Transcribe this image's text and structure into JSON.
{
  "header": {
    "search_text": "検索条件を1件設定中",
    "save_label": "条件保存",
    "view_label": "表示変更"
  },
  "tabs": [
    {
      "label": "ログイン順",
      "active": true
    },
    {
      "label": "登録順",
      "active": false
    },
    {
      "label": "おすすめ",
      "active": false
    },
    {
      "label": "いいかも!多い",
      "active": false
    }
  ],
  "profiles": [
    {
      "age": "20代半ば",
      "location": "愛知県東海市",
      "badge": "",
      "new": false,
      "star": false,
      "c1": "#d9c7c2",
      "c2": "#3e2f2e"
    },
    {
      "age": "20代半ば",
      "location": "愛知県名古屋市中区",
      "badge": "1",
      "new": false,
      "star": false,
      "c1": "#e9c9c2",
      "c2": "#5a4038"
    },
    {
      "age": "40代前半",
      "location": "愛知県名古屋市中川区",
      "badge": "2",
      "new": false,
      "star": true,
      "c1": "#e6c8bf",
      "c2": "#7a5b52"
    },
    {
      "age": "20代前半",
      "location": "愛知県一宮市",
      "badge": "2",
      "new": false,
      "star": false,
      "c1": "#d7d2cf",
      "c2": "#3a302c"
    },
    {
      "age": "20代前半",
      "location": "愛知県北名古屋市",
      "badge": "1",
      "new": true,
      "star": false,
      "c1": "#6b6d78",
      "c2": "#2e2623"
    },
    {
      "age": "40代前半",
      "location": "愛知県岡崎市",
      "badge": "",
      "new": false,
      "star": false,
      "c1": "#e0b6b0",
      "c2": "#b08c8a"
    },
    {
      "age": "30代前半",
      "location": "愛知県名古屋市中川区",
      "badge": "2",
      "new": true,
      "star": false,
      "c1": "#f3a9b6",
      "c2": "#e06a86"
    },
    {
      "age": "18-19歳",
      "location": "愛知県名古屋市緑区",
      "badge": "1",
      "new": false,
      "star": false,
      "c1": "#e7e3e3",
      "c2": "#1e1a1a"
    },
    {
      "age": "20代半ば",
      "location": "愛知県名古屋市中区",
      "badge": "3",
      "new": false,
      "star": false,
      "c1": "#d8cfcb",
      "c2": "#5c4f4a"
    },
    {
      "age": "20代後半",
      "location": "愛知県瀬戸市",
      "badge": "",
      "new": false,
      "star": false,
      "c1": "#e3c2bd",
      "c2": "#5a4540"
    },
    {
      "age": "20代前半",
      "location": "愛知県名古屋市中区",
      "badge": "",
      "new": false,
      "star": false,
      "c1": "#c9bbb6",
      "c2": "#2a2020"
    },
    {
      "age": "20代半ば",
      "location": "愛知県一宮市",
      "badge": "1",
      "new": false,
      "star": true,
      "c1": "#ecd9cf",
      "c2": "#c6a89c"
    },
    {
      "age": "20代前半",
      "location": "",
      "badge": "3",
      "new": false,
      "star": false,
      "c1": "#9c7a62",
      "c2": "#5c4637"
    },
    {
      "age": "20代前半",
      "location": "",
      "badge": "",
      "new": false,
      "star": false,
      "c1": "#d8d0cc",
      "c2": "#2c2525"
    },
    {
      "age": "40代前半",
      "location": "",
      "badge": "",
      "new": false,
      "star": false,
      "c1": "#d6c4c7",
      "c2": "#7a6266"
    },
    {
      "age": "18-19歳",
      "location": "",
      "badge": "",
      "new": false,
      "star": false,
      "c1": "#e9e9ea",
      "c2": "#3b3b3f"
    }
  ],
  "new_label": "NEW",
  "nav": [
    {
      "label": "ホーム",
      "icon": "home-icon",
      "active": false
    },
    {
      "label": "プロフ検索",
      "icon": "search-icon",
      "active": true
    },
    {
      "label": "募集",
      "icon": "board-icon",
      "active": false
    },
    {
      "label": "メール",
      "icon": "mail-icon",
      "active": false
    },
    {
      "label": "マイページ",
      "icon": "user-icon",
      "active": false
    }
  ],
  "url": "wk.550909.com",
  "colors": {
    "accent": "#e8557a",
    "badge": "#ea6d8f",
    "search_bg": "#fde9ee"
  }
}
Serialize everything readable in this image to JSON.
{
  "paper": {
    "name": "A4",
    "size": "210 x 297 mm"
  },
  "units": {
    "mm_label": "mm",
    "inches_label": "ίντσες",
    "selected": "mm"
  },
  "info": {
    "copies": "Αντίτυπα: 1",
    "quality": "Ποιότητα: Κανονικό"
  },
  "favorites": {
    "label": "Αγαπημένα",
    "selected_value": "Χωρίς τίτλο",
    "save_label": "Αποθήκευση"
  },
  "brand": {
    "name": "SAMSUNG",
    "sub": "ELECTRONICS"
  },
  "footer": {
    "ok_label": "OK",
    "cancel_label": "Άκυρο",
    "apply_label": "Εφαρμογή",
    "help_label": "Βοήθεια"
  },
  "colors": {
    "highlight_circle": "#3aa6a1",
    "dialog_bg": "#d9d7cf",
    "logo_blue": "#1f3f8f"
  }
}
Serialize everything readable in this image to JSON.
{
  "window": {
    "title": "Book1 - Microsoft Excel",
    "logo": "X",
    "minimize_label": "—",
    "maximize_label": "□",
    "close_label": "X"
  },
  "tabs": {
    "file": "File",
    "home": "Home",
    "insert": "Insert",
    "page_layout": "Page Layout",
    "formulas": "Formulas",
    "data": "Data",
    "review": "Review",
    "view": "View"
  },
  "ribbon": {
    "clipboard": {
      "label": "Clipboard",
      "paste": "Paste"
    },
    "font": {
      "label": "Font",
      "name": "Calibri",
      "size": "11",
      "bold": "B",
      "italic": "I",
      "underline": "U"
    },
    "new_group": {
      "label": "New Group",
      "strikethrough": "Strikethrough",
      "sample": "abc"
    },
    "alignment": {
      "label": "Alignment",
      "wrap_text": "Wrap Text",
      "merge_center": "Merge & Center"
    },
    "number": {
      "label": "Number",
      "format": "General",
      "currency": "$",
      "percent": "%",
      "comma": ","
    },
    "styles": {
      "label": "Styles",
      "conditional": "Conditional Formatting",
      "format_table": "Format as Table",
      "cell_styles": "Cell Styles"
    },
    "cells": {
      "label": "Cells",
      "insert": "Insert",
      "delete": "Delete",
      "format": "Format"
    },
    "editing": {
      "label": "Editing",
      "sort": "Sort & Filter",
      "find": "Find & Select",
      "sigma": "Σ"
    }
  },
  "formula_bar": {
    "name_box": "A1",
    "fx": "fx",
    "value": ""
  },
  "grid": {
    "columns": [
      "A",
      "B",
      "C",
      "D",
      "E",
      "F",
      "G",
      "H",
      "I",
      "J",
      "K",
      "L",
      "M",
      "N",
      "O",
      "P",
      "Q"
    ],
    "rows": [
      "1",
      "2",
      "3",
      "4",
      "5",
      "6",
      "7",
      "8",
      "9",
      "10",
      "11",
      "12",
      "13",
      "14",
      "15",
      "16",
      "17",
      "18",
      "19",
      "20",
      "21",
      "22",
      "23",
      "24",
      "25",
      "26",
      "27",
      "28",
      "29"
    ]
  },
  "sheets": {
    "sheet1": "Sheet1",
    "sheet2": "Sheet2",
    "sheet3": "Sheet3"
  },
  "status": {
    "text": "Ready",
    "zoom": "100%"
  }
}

---*---

Please reproduce each record precisely as written.

» **RESULT OF THIS TASK**:
Transcribe this image's text and structure into JSON.
{
  "header": {
    "search_text": "検索条件を1件設定中",
    "save_label": "条件保存",
    "view_label": "表示変更"
  },
  "tabs": [
    {
      "label": "ログイン順",
      "active": true
    },
    {
      "label": "登録順",
      "active": false
    },
    {
      "label": "おすすめ",
      "active": false
    },
    {
      "label": "いいかも!多い",
      "active": false
    }
  ],
  "profiles": [
    {
      "age": "20代半ば",
      "location": "愛知県東海市",
      "badge": "",
      "new": false,
      "star": false,
      "c1": "#d9c7c2",
      "c2": "#3e2f2e"
    },
    {
      "age": "20代半ば",
      "location": "愛知県名古屋市中区",
      "badge": "1",
      "new": false,
      "star": false,
      "c1": "#e9c9c2",
      "c2": "#5a4038"
    },
    {
      "age": "40代前半",
      "location": "愛知県名古屋市中川区",
      "badge": "2",
      "new": false,
      "star": true,
      "c1": "#e6c8bf",
      "c2": "#7a5b52"
    },
    {
      "age": "20代前半",
      "location": "愛知県一宮市",
      "badge": "2",
      "new": false,
      "star": false,
      "c1": "#d7d2cf",
      "c2": "#3a302c"
    },
    {
      "age": "20代前半",
      "location": "愛知県北名古屋市",
      "badge": "1",
      "new": true,
      "star": false,
      "c1": "#6b6d78",
      "c2": "#2e2623"
    },
    {
      "age": "40代前半",
      "location": "愛知県岡崎市",
      "badge": "",
      "new": false,
      "star": false,
      "c1": "#e0b6b0",
      "c2": "#b08c8a"
    },
    {
      "age": "30代前半",
      "location": "愛知県名古屋市中川区",
      "badge": "2",
      "new": true,
      "star": false,
      "c1": "#f3a9b6",
      "c2": "#e06a86"
    },
    {
      "age": "18-19歳",
      "location": "愛知県名古屋市緑区",
      "badge": "1",
      "new": false,
      "star": false,
      "c1": "#e7e3e3",
      "c2": "#1e1a1a"
    },
    {
      "age": "20代半ば",
      "location": "愛知県名古屋市中区",
      "badge": "3",
      "new": false,
      "star": false,
      "c1": "#d8cfcb",
      "c2": "#5c4f4a"
    },
    {
      "age": "20代後半",
      "location": "愛知県瀬戸市",
      "badge": "",
      "new": false,
      "star": false,
      "c1": "#e3c2bd",
      "c2": "#5a4540"
    },
    {
      "age": "20代前半",
      "location": "愛知県名古屋市中区",
      "badge": "",
      "new": false,
      "star": false,
      "c1": "#c9bbb6",
      "c2": "#2a2020"
    },
    {
      "age": "20代半ば",
      "location": "愛知県一宮市",
      "badge": "1",
      "new": false,
      "star": true,
      "c1": "#ecd9cf",
      "c2": "#c6a89c"
    },
    {
      "age": "20代前半",
      "location": "",
      "badge": "3",
      "new": false,
      "star": false,
      "c1": "#9c7a62",
      "c2": "#5c4637"
    },
    {
      "age": "20代前半",
      "location": "",
      "badge": "",
      "new": false,
      "star": false,
      "c1": "#d8d0cc",
      "c2": "#2c2525"
    },
    {
      "age": "40代前半",
      "location": "",
      "badge": "",
      "new": false,
      "star": false,
      "c1": "#d6c4c7",
      "c2": "#7a6266"
    },
    {
      "age": "18-19歳",
      "location": "",
      "badge": "",
      "new": false,
      "star": false,
      "c1": "#e9e9ea",
      "c2": "#3b3b3f"
    }
  ],
  "new_label": "NEW",
  "nav": [
    {
      "label": "ホーム",
      "icon": "home-icon",
      "active": false
    },
    {
      "label": "プロフ検索",
      "icon": "search-icon",
      "active": true
    },
    {
      "label": "募集",
      "icon": "board-icon",
      "active": false
    },
    {
      "label": "メール",
      "icon": "mail-icon",
      "active": false
    },
    {
      "label": "マイページ",
      "icon": "user-icon",
      "active": false
    }
  ],
  "url": "wk.550909.com",
  "colors": {
    "accent": "#e8557a",
    "badge": "#ea6d8f",
    "search_bg": "#fde9ee"
  }
}
Serialize everything readable in this image to JSON.
{
  "paper": {
    "name": "A4",
    "size": "210 x 297 mm"
  },
  "units": {
    "mm_label": "mm",
    "inches_label": "ίντσες",
    "selected": "mm"
  },
  "info": {
    "copies": "Αντίτυπα: 1",
    "quality": "Ποιότητα: Κανονικό"
  },
  "favorites": {
    "label": "Αγαπημένα",
    "selected_value": "Χωρίς τίτλο",
    "save_label": "Αποθήκευση"
  },
  "brand": {
    "name": "SAMSUNG",
    "sub": "ELECTRONICS"
  },
  "footer": {
    "ok_label": "OK",
    "cancel_label": "Άκυρο",
    "apply_label": "Εφαρμογή",
    "help_label": "Βοήθεια"
  },
  "colors": {
    "highlight_circle": "#3aa6a1",
    "dialog_bg": "#d9d7cf",
    "logo_blue": "#1f3f8f"
  }
}
Serialize everything readable in this image to JSON.
{
  "window": {
    "title": "Book1 - Microsoft Excel",
    "logo": "X",
    "minimize_label": "—",
    "maximize_label": "□",
    "close_label": "X"
  },
  "tabs": {
    "file": "File",
    "home": "Home",
    "insert": "Insert",
    "page_layout": "Page Layout",
    "formulas": "Formulas",
    "data": "Data",
    "review": "Review",
    "view": "View"
  },
  "ribbon": {
    "clipboard": {
      "label": "Clipboard",
      "paste": "Paste"
    },
    "font": {
      "label": "Font",
      "name": "Calibri",
      "size": "11",
      "bold": "B",
      "italic": "I",
      "underline": "U"
    },
    "new_group": {
      "label": "New Group",
      "strikethrough": "Strikethrough",
      "sample": "abc"
    },
    "alignment": {
      "label": "Alignment",
      "wrap_text": "Wrap Text",
      "merge_center": "Merge & Center"
    },
    "number": {
      "label": "Number",
      "format": "General",
      "currency": "$",
      "percent": "%",
      "comma": ","
    },
    "styles": {
      "label": "Styles",
      "conditional": "Conditional Formatting",
      "format_table": "Format as Table",
      "cell_styles": "Cell Styles"
    },
    "cells": {
      "label": "Cells",
      "insert": "Insert",
      "delete": "Delete",
      "format": "Format"
    },
    "editing": {
      "label": "Editing",
      "sort": "Sort & Filter",
      "find": "Find & Select",
      "sigma": "Σ"
    }
  },
  "formula_bar": {
    "name_box": "A1",
    "fx": "fx",
    "value": ""
  },
  "grid": {
    "columns": [
      "A",
      "B",
      "C",
      "D",
      "E",
      "F",
      "G",
      "H",
      "I",
      "J",
      "K",
      "L",
      "M",
      "N",
      "O",
      "P",
      "Q"
    ],
    "rows": [
      "1",
      "2",
      "3",
      "4",
      "5",
      "6",
      "7",
      "8",
      "9",
      "10",
      "11",
      "12",
      "13",
      "14",
      "15",
      "16",
      "17",
      "18",
      "19",
      "20",
      "21",
      "22",
      "23",
      "24",
      "25",
      "26",
      "27",
      "28",
      "29"
    ]
  },
  "sheets": {
    "sheet1": "Sheet1",
    "sheet2": "Sheet2",
    "sheet3": "Sheet3"
  },
  "status": {
    "text": "Ready",
    "zoom": "100%"
  }
}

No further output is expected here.